==== Supplied data

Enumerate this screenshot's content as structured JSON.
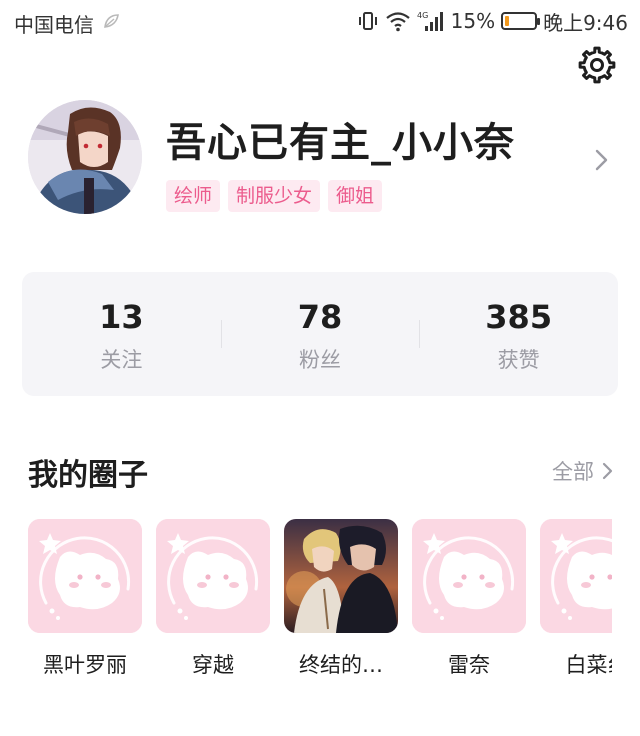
{
  "status_bar": {
    "carrier": "中国电信",
    "network": "4G",
    "battery": "15%",
    "battery_level": 0.15,
    "time": "晚上9:46"
  },
  "profile": {
    "username": "吾心已有主_小小奈",
    "tags": [
      "绘师",
      "制服少女",
      "御姐"
    ]
  },
  "stats": [
    {
      "value": "13",
      "label": "关注"
    },
    {
      "value": "78",
      "label": "粉丝"
    },
    {
      "value": "385",
      "label": "获赞"
    }
  ],
  "circles": {
    "title": "我的圈子",
    "see_all": "全部",
    "items": [
      {
        "name": "黑叶罗丽",
        "image": "default-pink-placeholder"
      },
      {
        "name": "穿越",
        "image": "default-pink-placeholder"
      },
      {
        "name": "终结的…",
        "image": "anime-artwork"
      },
      {
        "name": "雷奈",
        "image": "default-pink-placeholder"
      },
      {
        "name": "白菜纟",
        "image": "default-pink-placeholder"
      }
    ]
  },
  "colors": {
    "tag_bg": "#fdeaf1",
    "tag_text": "#ec5c8d",
    "placeholder_bg": "#fbd8e3",
    "stats_bg": "#f5f5f8",
    "muted_text": "#9c9ca4"
  }
}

========

Exercise task: Output the entries above exactly, without their pictures.

Solution to the problem:
Enumerate this screenshot's content as structured JSON.
{
  "status_bar": {
    "carrier": "中国电信",
    "network": "4G",
    "battery": "15%",
    "battery_level": 0.15,
    "time": "晚上9:46"
  },
  "profile": {
    "username": "吾心已有主_小小奈",
    "tags": [
      "绘师",
      "制服少女",
      "御姐"
    ]
  },
  "stats": [
    {
      "value": "13",
      "label": "关注"
    },
    {
      "value": "78",
      "label": "粉丝"
    },
    {
      "value": "385",
      "label": "获赞"
    }
  ],
  "circles": {
    "title": "我的圈子",
    "see_all": "全部",
    "items": [
      {
        "name": "黑叶罗丽",
        "image": "default-pink-placeholder"
      },
      {
        "name": "穿越",
        "image": "default-pink-placeholder"
      },
      {
        "name": "终结的…",
        "image": "anime-artwork"
      },
      {
        "name": "雷奈",
        "image": "default-pink-placeholder"
      },
      {
        "name": "白菜纟",
        "image": "default-pink-placeholder"
      }
    ]
  },
  "colors": {
    "tag_bg": "#fdeaf1",
    "tag_text": "#ec5c8d",
    "placeholder_bg": "#fbd8e3",
    "stats_bg": "#f5f5f8",
    "muted_text": "#9c9ca4"
  }
}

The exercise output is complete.